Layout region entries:
---

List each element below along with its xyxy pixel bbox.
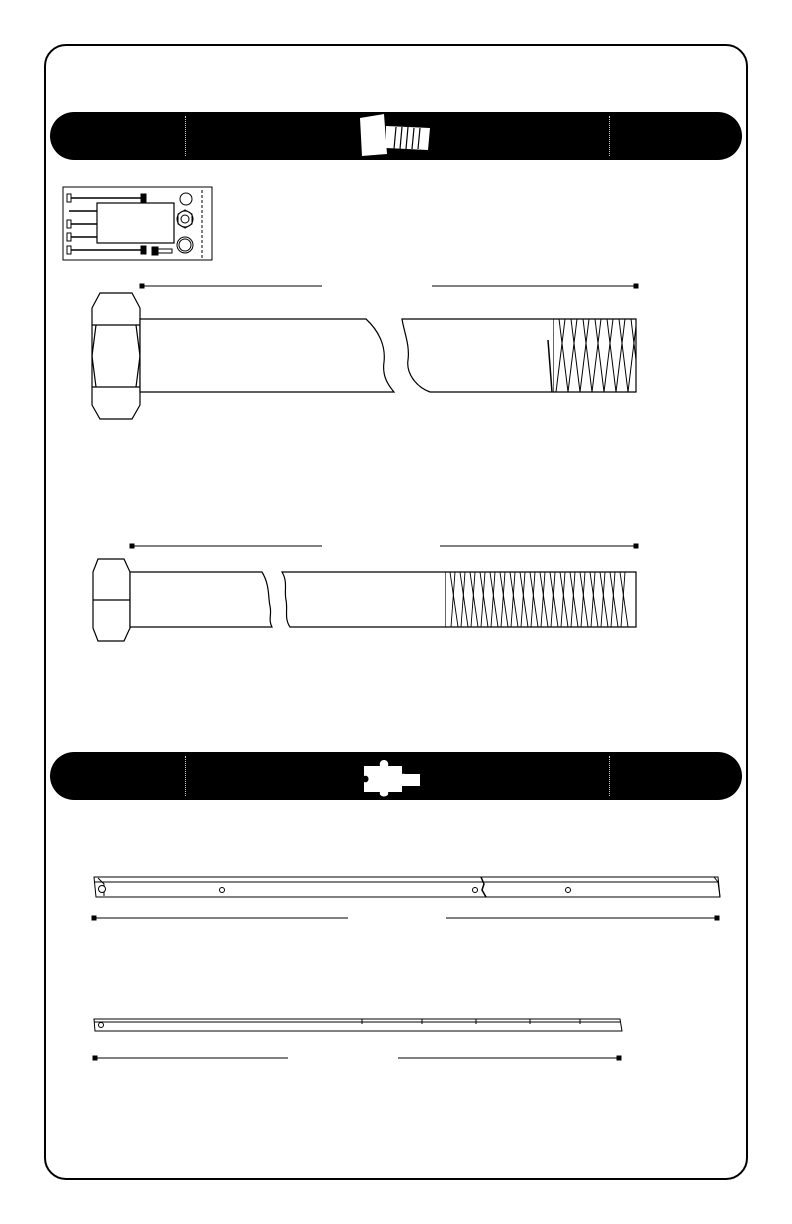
hardware-pack-thumbnail	[63, 187, 212, 260]
rail-2-dimension-line	[93, 1056, 621, 1060]
bolt-1-drawing	[92, 293, 636, 419]
rail-1-dimension-line	[92, 916, 719, 920]
rail-2-drawing	[94, 1019, 622, 1031]
bolt-2-dimension-line	[130, 544, 638, 548]
bolt-1-dimension-line	[140, 284, 638, 288]
rail-1-drawing	[94, 877, 720, 897]
bolt-2-drawing	[93, 559, 636, 641]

---

> Given task
Pick out every line in the entries above that contains the string "bolt", matching case exactly, and copy each one.

> Finished exercise
bolt-1-drawing	[92, 293, 636, 419]
bolt-2-dimension-line	[130, 544, 638, 548]
bolt-1-dimension-line	[140, 284, 638, 288]
bolt-2-drawing	[93, 559, 636, 641]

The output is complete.